**GIVEN TASK**:
Lines containing the word "लखनऊ" are to be located and copied.

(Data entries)

+++

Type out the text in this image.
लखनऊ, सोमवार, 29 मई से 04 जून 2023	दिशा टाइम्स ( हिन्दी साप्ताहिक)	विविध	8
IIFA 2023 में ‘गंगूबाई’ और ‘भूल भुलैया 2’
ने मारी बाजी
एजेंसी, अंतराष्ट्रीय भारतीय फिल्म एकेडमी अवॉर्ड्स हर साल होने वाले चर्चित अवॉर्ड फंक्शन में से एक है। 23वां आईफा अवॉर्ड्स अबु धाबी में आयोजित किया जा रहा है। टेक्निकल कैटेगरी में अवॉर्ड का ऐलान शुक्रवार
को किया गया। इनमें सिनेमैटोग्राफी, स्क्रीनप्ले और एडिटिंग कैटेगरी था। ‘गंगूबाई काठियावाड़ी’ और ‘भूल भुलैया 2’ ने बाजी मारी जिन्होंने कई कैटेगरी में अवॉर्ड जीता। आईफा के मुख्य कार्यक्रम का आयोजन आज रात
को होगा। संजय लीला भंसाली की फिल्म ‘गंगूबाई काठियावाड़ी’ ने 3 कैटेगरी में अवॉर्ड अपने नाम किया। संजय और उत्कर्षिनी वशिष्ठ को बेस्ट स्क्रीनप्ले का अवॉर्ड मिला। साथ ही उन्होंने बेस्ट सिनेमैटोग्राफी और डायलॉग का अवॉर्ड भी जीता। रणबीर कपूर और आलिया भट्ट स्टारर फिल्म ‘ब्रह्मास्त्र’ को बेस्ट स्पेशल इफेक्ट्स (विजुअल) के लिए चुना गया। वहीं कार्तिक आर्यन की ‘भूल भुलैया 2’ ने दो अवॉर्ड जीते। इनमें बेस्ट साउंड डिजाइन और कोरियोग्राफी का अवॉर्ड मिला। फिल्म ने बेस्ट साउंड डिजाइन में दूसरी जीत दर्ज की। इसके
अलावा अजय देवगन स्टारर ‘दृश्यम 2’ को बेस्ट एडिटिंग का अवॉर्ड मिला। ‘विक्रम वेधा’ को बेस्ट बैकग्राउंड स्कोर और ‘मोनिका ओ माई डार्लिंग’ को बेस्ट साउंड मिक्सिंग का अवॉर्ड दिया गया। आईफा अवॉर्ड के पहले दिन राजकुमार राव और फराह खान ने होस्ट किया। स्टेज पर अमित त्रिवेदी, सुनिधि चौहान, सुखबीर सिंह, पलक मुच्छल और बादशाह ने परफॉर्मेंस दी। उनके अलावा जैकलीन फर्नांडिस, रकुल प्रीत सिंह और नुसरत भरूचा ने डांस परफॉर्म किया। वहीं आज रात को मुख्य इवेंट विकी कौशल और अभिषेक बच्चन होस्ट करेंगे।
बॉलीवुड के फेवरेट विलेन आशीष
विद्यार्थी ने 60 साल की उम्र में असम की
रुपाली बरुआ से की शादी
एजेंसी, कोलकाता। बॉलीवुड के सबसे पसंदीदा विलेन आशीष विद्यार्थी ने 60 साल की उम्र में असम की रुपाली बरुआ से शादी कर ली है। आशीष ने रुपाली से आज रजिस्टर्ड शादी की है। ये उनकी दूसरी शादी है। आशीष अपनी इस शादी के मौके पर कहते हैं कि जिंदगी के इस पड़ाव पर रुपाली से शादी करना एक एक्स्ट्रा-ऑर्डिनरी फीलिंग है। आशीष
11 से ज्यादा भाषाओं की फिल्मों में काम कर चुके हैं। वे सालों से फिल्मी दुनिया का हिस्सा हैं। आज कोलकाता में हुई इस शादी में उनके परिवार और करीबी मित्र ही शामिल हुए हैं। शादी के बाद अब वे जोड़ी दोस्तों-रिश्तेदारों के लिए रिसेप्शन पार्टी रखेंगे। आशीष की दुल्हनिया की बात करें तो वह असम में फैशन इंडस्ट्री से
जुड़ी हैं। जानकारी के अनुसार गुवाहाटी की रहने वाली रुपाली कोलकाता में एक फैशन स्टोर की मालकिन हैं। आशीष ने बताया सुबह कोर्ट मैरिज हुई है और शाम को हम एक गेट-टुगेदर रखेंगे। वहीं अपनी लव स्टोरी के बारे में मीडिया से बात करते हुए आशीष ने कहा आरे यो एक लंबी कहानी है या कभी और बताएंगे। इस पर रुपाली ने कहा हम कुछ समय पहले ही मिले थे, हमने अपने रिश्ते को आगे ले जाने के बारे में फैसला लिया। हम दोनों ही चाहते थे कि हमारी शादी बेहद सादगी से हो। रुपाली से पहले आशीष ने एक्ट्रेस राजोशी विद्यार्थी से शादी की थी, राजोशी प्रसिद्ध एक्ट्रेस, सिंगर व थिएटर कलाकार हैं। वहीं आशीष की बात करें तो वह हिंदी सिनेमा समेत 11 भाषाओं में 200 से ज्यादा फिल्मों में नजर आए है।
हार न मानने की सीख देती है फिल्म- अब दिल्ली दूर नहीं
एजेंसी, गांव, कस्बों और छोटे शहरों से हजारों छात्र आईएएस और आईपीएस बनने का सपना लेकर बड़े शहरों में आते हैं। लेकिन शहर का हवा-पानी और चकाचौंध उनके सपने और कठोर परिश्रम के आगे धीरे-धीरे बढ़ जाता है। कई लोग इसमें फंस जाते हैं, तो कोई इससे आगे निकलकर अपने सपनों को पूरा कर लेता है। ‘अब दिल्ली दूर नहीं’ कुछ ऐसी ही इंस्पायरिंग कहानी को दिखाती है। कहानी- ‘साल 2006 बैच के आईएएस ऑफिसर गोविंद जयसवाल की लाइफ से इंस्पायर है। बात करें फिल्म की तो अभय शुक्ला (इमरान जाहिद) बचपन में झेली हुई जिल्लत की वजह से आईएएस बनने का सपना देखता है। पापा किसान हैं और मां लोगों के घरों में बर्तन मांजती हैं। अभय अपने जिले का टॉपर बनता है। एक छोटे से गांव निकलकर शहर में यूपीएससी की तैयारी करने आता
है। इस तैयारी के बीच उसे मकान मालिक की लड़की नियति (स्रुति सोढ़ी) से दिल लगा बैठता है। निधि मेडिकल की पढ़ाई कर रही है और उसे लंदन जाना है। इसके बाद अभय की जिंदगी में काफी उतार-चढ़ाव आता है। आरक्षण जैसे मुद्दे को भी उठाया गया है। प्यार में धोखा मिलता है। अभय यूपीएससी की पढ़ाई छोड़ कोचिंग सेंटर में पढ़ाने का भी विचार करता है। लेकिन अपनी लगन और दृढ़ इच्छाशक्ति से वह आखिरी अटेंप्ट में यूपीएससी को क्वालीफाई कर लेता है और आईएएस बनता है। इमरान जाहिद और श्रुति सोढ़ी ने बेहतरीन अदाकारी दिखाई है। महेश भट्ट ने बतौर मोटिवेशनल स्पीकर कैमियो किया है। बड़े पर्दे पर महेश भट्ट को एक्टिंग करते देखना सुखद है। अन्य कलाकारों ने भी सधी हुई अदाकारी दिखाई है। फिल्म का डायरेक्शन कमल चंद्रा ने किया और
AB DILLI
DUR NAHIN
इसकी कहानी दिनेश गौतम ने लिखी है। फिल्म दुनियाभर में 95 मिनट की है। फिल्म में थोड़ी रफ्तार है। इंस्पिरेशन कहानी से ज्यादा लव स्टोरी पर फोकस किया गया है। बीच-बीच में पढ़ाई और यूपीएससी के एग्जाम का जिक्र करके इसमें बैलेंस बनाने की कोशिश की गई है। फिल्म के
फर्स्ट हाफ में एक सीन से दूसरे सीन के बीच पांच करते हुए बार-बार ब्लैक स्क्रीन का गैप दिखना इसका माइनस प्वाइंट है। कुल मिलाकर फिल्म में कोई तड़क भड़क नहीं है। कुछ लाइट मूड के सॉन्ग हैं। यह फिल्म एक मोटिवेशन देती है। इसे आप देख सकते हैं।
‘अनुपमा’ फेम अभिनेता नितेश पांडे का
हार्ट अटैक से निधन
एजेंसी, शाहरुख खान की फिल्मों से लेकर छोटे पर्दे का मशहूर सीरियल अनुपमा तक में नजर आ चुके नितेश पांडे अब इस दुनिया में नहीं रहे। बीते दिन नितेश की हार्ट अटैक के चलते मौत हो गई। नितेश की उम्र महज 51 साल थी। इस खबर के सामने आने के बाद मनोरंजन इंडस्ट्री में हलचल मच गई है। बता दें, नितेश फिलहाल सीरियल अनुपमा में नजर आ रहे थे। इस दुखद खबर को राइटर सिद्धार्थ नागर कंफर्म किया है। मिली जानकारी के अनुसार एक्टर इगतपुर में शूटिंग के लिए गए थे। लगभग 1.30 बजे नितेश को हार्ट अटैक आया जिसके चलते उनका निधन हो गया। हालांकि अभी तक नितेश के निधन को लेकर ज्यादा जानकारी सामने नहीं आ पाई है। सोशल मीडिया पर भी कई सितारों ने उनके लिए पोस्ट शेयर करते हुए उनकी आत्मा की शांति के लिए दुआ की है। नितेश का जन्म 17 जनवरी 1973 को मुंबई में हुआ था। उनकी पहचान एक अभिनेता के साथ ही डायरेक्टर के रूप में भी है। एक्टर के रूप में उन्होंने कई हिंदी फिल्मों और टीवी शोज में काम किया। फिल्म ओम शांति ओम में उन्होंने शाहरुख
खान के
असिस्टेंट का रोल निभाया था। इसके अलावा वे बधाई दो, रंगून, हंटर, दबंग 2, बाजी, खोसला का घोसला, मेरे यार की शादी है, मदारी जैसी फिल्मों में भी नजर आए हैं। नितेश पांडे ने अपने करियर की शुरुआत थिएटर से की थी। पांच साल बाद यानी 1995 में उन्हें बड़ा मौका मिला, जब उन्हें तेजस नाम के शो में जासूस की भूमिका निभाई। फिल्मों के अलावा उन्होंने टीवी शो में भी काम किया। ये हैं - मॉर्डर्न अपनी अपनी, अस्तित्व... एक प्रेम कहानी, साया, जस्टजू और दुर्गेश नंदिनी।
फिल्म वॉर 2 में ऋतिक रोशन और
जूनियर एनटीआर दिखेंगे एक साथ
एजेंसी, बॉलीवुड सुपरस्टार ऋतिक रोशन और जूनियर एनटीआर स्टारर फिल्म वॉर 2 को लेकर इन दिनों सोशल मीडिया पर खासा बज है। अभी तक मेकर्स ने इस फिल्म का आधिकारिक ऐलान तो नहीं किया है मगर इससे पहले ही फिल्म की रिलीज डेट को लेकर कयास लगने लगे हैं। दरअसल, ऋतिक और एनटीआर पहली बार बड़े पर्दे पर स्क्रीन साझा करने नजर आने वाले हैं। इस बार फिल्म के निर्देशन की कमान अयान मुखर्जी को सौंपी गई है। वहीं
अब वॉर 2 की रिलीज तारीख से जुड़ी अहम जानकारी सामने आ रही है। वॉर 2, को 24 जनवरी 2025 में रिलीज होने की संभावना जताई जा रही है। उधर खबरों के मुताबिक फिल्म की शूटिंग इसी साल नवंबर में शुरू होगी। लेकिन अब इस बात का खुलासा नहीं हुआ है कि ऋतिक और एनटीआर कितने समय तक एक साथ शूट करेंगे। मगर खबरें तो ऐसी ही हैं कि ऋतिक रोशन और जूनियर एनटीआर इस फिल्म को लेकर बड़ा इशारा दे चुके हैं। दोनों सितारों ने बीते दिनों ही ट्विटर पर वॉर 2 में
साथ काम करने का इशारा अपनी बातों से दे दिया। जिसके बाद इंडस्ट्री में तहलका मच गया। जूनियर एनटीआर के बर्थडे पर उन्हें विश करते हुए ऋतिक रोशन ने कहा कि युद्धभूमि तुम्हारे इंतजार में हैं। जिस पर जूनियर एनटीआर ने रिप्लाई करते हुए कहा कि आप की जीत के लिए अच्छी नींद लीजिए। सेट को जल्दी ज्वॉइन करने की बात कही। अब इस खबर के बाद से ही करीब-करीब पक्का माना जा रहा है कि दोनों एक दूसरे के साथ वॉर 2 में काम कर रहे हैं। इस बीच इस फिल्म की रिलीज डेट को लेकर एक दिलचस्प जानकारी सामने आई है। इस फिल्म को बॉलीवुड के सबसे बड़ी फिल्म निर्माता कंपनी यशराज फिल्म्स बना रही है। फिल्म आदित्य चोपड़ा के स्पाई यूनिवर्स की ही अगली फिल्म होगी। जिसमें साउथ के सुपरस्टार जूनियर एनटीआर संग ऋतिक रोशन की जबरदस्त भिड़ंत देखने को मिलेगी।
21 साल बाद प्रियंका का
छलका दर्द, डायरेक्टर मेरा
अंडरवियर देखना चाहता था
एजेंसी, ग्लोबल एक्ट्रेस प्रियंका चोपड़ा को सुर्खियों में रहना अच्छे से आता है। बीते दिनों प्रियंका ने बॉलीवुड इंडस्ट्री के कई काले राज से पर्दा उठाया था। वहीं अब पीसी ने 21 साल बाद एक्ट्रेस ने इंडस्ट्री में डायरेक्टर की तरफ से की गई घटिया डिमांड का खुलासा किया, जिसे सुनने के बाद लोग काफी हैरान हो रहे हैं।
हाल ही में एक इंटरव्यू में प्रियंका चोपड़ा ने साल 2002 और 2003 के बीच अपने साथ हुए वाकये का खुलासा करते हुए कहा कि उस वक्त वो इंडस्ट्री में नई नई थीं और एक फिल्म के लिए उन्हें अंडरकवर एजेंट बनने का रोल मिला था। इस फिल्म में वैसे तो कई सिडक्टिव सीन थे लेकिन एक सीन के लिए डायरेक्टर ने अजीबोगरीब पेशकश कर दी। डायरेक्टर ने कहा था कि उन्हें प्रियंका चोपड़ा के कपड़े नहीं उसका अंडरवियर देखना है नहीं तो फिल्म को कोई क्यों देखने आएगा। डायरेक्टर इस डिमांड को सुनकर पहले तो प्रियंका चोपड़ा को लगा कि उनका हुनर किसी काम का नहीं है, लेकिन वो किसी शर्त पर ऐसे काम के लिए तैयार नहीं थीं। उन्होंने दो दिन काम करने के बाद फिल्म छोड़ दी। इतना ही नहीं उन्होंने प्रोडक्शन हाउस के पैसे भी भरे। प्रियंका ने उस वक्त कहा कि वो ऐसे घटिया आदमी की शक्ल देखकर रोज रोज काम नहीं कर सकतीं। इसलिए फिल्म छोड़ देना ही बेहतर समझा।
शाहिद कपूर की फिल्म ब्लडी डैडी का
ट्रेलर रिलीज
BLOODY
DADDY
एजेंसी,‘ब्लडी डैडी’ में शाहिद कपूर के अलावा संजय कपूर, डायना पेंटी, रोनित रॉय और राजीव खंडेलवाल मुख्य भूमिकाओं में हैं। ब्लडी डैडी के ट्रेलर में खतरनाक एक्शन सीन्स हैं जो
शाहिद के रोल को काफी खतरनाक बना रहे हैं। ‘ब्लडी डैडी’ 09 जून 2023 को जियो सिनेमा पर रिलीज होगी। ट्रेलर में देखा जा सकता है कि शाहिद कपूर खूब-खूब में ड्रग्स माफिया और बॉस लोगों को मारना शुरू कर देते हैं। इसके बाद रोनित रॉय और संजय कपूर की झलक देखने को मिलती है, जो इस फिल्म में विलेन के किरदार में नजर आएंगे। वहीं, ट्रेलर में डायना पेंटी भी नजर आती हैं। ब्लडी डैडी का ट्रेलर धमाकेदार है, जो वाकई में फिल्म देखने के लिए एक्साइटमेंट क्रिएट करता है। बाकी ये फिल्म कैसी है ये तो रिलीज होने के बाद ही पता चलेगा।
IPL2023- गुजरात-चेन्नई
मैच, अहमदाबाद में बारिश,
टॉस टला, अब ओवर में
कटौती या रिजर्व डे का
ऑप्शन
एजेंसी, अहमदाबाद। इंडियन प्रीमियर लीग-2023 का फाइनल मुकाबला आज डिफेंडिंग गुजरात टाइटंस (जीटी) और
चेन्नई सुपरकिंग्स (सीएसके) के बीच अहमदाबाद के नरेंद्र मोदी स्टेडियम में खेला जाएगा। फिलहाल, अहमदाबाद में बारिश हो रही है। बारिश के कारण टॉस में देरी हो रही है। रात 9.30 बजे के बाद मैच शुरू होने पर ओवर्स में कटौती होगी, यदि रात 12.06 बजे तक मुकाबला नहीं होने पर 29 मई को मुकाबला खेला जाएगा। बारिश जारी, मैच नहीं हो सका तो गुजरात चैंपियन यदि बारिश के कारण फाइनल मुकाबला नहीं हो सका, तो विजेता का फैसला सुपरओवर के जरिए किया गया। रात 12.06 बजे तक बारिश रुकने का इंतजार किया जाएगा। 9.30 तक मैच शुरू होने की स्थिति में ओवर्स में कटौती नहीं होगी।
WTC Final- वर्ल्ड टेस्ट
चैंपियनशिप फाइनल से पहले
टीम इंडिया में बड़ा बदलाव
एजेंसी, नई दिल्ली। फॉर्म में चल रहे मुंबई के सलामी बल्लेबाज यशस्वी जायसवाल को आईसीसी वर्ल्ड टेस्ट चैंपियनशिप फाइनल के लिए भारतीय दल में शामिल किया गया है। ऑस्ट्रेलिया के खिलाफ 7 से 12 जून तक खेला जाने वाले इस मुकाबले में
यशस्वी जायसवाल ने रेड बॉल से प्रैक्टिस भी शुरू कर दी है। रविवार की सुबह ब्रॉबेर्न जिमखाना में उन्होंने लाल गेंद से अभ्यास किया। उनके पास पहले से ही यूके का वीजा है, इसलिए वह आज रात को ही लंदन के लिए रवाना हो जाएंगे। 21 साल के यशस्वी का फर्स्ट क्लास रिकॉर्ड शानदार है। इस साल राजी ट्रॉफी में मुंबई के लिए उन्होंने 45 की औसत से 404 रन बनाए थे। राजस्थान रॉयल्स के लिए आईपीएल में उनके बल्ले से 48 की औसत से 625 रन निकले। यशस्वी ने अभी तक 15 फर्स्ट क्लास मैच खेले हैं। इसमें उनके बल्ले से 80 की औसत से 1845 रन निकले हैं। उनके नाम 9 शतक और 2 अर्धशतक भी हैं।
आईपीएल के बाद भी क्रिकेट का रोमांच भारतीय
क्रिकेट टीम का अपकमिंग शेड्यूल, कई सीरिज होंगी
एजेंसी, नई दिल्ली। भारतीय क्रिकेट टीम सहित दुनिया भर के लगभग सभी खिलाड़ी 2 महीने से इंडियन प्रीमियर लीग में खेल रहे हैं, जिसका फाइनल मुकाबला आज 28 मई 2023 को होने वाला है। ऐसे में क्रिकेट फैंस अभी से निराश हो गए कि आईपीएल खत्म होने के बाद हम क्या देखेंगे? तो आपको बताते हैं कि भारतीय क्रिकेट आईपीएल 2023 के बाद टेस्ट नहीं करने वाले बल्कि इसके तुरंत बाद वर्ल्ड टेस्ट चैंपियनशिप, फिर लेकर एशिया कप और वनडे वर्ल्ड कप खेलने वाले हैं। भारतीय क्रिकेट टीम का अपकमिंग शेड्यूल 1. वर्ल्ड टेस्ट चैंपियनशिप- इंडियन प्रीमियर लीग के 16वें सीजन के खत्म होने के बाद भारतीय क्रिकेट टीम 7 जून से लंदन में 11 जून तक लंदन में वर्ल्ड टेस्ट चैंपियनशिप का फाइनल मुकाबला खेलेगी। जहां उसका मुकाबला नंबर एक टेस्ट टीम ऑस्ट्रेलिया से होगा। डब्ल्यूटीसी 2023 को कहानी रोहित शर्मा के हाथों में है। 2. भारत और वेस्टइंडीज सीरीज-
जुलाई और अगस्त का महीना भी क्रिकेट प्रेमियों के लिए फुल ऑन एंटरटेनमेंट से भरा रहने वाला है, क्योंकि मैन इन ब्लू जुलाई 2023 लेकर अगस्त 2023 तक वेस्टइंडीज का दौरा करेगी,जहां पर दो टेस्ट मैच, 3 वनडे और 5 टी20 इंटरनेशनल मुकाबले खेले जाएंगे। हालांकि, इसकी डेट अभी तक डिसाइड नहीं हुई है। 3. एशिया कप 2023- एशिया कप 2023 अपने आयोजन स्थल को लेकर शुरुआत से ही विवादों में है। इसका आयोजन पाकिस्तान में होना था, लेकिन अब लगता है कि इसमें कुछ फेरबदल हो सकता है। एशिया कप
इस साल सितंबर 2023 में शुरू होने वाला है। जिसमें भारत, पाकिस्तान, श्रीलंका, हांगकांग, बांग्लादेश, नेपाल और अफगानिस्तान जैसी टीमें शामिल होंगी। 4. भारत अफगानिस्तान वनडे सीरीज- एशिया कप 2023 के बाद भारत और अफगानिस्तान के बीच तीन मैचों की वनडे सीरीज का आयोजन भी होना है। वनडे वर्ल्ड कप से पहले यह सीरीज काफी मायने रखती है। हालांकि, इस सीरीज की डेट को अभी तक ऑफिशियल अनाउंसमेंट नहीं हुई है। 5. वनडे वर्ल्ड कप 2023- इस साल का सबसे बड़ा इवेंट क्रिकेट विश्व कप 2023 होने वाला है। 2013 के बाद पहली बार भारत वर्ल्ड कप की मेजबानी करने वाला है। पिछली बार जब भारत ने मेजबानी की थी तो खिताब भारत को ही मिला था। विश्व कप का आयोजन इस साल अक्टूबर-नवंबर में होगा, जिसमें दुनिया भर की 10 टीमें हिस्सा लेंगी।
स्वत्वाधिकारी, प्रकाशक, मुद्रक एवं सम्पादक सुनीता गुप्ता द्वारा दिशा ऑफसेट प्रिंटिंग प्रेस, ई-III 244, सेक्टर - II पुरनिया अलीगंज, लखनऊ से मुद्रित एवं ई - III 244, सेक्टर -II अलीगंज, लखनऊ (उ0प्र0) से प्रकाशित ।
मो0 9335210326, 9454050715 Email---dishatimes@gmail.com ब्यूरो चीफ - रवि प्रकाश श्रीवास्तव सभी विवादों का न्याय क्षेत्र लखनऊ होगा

+++

**COMPLETED TASK**:
लखनऊ, सोमवार, 29 मई से 04 जून 2023	दिशा टाइम्स ( हिन्दी साप्ताहिक)	विविध	8
स्वत्वाधिकारी, प्रकाशक, मुद्रक एवं सम्पादक सुनीता गुप्ता द्वारा दिशा ऑफसेट प्रिंटिंग प्रेस, ई-III 244, सेक्टर - II पुरनिया अलीगंज, लखनऊ से मुद्रित एवं ई - III 244, सेक्टर -II अलीगंज, लखनऊ (उ0प्र0) से प्रकाशित ।
मो0 9335210326, 9454050715 Email---dishatimes@gmail.com ब्यूरो चीफ - रवि प्रकाश श्रीवास्तव सभी विवादों का न्याय क्षेत्र लखनऊ होगा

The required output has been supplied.